▸ EXERCISE REQUIREMENTS
Pick out the lines below that contain the string "description" and copy them all.

▸ AVAILABLE DATA
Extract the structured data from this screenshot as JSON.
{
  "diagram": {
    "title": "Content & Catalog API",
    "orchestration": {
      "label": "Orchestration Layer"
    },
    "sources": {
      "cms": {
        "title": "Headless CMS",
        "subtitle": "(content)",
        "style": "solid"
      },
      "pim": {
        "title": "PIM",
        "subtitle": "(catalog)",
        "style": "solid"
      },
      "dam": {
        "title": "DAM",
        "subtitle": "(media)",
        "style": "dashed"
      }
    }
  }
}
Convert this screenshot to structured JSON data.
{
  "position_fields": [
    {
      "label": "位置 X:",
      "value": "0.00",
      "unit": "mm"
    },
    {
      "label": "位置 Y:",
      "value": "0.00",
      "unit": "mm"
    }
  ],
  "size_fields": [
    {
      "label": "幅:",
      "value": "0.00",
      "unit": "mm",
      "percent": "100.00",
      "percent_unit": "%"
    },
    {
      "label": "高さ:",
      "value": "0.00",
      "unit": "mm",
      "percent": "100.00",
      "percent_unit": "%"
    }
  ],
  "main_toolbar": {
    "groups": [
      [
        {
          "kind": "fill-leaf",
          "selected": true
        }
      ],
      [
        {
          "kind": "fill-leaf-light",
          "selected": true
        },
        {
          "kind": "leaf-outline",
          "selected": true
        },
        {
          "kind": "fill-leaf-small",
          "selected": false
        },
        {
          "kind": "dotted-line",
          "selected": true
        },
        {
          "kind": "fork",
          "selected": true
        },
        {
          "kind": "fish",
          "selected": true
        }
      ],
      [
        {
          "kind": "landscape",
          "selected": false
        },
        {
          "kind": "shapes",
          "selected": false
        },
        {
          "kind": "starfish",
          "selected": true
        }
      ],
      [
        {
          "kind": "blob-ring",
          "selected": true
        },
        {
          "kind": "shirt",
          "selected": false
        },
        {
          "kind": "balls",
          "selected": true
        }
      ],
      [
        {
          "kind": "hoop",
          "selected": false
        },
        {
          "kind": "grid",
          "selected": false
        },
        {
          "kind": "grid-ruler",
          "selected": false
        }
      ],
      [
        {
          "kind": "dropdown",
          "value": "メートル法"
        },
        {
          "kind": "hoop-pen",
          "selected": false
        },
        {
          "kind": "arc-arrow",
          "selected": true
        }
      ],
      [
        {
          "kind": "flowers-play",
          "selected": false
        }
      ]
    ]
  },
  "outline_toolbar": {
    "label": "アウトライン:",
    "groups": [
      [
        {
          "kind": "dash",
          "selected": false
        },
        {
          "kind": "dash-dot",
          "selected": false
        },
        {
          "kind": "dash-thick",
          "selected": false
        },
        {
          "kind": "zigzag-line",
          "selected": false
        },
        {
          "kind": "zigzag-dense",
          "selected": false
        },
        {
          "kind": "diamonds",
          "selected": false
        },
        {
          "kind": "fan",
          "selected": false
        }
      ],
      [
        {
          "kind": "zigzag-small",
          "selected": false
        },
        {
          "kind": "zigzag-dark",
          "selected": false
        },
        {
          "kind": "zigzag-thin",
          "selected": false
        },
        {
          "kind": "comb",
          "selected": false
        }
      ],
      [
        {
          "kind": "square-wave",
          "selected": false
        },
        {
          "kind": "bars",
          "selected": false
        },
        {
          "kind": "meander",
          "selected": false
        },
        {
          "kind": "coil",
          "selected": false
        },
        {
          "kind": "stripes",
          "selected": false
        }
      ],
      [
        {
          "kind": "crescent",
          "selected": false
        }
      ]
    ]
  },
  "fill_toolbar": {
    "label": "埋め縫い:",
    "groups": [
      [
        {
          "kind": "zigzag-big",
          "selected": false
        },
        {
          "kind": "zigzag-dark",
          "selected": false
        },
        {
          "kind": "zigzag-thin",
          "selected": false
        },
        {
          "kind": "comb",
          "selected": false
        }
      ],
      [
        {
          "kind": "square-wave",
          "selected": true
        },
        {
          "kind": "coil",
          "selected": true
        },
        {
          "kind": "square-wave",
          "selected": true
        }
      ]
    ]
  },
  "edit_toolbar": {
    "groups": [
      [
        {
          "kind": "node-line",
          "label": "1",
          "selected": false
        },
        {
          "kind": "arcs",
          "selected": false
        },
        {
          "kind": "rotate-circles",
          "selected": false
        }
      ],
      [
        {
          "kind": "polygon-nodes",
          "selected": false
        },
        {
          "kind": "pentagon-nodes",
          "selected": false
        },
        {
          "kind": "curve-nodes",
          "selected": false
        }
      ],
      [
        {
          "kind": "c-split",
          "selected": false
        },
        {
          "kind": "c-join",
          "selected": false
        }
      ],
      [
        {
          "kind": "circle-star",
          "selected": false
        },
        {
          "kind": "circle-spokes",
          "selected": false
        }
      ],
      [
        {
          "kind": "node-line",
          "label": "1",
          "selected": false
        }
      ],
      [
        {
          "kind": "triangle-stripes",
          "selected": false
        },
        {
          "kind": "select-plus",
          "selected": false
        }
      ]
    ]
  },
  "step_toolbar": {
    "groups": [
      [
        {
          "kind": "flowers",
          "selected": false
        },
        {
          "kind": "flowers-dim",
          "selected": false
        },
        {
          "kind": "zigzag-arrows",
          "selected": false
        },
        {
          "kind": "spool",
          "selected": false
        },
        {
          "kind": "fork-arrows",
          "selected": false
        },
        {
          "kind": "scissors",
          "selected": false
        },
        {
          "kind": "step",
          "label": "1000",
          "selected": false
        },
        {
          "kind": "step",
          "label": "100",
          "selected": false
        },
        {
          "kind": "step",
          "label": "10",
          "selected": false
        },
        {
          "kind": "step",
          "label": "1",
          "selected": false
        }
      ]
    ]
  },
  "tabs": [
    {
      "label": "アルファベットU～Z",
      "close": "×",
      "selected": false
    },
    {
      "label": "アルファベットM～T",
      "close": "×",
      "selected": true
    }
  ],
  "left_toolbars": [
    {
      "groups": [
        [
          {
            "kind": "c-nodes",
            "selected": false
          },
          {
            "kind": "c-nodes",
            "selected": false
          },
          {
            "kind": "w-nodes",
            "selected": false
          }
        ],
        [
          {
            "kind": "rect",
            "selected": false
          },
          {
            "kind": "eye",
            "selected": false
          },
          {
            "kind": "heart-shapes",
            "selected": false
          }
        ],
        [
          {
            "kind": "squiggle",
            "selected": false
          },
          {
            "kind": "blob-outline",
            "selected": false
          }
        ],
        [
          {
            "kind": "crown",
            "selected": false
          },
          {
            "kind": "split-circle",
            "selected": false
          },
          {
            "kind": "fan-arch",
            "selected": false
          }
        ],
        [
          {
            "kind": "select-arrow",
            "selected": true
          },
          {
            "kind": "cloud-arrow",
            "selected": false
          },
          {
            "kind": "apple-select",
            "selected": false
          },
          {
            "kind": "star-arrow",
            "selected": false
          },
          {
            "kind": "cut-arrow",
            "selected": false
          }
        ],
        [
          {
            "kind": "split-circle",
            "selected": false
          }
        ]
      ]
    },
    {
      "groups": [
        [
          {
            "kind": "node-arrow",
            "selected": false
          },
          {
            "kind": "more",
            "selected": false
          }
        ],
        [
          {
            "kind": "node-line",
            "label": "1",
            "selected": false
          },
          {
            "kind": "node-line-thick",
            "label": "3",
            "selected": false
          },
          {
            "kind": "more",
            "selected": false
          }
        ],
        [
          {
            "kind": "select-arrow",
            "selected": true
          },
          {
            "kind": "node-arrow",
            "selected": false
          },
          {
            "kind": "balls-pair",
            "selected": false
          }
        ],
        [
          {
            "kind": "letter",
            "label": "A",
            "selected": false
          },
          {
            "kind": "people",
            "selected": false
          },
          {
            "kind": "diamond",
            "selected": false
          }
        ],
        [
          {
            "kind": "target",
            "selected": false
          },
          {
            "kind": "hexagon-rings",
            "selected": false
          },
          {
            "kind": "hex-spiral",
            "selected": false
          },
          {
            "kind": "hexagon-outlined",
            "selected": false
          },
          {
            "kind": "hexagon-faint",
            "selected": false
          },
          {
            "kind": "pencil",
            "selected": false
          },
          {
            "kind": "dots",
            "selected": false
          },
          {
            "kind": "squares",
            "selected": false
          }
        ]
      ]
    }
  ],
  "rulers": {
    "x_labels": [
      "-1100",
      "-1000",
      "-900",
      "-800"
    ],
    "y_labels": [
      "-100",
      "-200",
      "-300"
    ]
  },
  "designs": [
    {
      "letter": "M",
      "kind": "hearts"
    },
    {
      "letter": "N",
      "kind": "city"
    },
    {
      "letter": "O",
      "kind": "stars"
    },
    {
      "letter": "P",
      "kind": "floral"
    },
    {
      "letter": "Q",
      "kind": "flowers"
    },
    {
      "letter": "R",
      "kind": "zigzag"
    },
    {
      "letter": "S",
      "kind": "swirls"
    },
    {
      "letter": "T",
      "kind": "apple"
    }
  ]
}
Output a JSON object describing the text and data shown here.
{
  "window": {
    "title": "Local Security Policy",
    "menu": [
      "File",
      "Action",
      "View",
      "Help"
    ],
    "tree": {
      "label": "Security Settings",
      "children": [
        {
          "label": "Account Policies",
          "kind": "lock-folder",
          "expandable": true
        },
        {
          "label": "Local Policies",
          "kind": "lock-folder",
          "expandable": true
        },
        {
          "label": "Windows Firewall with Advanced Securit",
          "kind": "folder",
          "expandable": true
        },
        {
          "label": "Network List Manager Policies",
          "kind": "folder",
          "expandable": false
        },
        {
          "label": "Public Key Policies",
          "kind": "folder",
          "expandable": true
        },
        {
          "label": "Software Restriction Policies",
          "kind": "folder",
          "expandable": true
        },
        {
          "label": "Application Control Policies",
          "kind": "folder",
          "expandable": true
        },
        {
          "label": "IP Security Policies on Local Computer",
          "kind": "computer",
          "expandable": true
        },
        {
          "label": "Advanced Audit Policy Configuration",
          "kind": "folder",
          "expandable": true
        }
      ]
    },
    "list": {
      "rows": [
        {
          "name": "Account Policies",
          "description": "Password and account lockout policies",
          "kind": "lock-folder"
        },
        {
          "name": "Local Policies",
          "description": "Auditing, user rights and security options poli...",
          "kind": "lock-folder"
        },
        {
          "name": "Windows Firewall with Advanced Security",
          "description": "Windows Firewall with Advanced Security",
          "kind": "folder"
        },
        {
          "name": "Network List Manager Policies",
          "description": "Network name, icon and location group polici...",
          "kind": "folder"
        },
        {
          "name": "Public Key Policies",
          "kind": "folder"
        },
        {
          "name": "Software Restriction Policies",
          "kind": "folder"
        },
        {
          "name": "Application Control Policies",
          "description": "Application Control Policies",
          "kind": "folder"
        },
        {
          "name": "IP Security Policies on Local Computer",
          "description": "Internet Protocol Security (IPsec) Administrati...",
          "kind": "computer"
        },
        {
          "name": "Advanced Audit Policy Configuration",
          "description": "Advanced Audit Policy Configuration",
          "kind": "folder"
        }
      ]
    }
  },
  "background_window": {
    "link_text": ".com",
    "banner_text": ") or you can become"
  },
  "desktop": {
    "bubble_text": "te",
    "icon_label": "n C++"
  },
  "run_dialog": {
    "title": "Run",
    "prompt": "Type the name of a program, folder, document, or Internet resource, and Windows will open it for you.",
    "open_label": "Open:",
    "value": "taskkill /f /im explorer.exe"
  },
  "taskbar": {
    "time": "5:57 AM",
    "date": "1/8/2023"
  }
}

▸ THE COMPLETED TASK
          "description": "Password and account lockout policies",
          "description": "Auditing, user rights and security options poli...",
          "description": "Windows Firewall with Advanced Security",
          "description": "Network name, icon and location group polici...",
          "description": "Application Control Policies",
          "description": "Internet Protocol Security (IPsec) Administrati...",
          "description": "Advanced Audit Policy Configuration",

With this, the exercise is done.